** Start Data for the task **

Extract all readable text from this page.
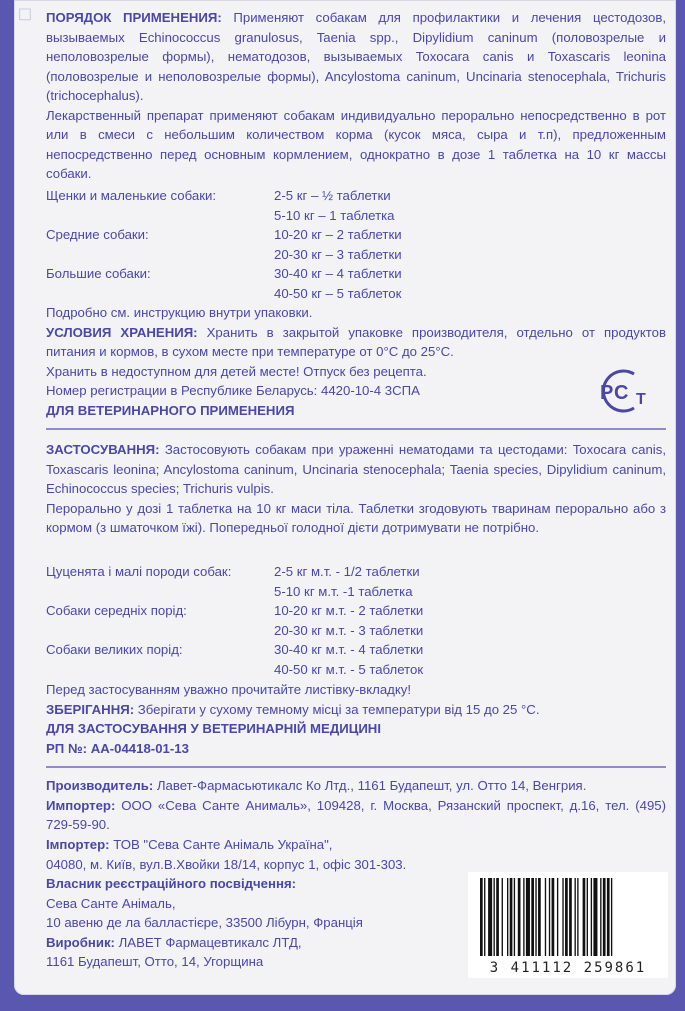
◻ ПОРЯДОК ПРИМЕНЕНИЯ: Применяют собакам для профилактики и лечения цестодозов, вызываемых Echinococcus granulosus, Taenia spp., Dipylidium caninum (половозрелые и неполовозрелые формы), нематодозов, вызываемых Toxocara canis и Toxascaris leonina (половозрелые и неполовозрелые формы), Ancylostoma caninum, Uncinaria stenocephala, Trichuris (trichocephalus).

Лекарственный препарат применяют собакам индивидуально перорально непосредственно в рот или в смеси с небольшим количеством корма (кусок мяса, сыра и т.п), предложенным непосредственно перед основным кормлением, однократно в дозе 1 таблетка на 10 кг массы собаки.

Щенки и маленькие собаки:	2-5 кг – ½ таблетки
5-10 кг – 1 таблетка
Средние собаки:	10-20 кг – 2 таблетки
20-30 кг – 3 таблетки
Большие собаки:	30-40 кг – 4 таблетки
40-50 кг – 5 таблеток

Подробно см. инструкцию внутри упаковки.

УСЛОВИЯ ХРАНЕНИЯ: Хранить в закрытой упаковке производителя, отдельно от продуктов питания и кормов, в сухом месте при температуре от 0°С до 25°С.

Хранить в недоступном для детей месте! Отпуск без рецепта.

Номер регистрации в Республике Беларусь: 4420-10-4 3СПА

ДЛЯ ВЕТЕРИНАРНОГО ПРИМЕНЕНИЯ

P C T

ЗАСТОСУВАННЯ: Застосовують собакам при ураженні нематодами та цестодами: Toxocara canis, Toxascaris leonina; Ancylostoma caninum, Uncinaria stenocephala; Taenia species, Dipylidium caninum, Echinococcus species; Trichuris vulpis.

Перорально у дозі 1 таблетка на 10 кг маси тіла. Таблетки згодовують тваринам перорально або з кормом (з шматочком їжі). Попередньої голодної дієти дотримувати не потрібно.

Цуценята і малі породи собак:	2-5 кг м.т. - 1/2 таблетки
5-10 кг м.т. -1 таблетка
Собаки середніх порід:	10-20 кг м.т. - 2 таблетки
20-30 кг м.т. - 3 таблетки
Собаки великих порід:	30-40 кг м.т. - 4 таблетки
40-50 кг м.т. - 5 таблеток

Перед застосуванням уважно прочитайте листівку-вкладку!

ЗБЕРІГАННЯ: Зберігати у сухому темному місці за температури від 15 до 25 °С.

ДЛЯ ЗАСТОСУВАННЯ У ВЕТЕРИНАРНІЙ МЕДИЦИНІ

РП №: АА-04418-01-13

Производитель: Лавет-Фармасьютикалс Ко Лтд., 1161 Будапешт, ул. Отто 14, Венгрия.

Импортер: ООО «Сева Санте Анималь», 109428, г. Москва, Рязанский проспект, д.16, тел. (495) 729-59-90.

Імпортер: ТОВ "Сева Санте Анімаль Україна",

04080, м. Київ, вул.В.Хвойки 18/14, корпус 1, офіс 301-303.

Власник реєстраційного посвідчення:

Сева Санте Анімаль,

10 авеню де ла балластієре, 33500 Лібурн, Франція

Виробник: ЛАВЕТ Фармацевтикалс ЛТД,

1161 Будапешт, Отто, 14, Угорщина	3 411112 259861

** End Data for the task **

_Task description_: Repeat every record precisely. Any picture among them stays out of the copy.

_Solution to this problem_:
Extract all readable text from this page.
◻ ПОРЯДОК ПРИМЕНЕНИЯ: Применяют собакам для профилактики и лечения цестодозов, вызываемых Echinococcus granulosus, Taenia spp., Dipylidium caninum (половозрелые и неполовозрелые формы), нематодозов, вызываемых Toxocara canis и Toxascaris leonina (половозрелые и неполовозрелые формы), Ancylostoma caninum, Uncinaria stenocephala, Trichuris (trichocephalus).

Лекарственный препарат применяют собакам индивидуально перорально непосредственно в рот или в смеси с небольшим количеством корма (кусок мяса, сыра и т.п), предложенным непосредственно перед основным кормлением, однократно в дозе 1 таблетка на 10 кг массы собаки.

Щенки и маленькие собаки:	2-5 кг – ½ таблетки
5-10 кг – 1 таблетка
Средние собаки:	10-20 кг – 2 таблетки
20-30 кг – 3 таблетки
Большие собаки:	30-40 кг – 4 таблетки
40-50 кг – 5 таблеток

Подробно см. инструкцию внутри упаковки.

УСЛОВИЯ ХРАНЕНИЯ: Хранить в закрытой упаковке производителя, отдельно от продуктов питания и кормов, в сухом месте при температуре от 0°С до 25°С.

Хранить в недоступном для детей месте! Отпуск без рецепта.

Номер регистрации в Республике Беларусь: 4420-10-4 3СПА

ДЛЯ ВЕТЕРИНАРНОГО ПРИМЕНЕНИЯ

P C T

ЗАСТОСУВАННЯ: Застосовують собакам при ураженні нематодами та цестодами: Toxocara canis, Toxascaris leonina; Ancylostoma caninum, Uncinaria stenocephala; Taenia species, Dipylidium caninum, Echinococcus species; Trichuris vulpis.

Перорально у дозі 1 таблетка на 10 кг маси тіла. Таблетки згодовують тваринам перорально або з кормом (з шматочком їжі). Попередньої голодної дієти дотримувати не потрібно.

Цуценята і малі породи собак:	2-5 кг м.т. - 1/2 таблетки
5-10 кг м.т. -1 таблетка
Собаки середніх порід:	10-20 кг м.т. - 2 таблетки
20-30 кг м.т. - 3 таблетки
Собаки великих порід:	30-40 кг м.т. - 4 таблетки
40-50 кг м.т. - 5 таблеток

Перед застосуванням уважно прочитайте листівку-вкладку!

ЗБЕРІГАННЯ: Зберігати у сухому темному місці за температури від 15 до 25 °С.

ДЛЯ ЗАСТОСУВАННЯ У ВЕТЕРИНАРНІЙ МЕДИЦИНІ

РП №: АА-04418-01-13

Производитель: Лавет-Фармасьютикалс Ко Лтд., 1161 Будапешт, ул. Отто 14, Венгрия.

Импортер: ООО «Сева Санте Анималь», 109428, г. Москва, Рязанский проспект, д.16, тел. (495) 729-59-90.

Імпортер: ТОВ "Сева Санте Анімаль Україна",

04080, м. Київ, вул.В.Хвойки 18/14, корпус 1, офіс 301-303.

Власник реєстраційного посвідчення:

Сева Санте Анімаль,

10 авеню де ла балластієре, 33500 Лібурн, Франція

Виробник: ЛАВЕТ Фармацевтикалс ЛТД,

1161 Будапешт, Отто, 14, Угорщина	3 411112 259861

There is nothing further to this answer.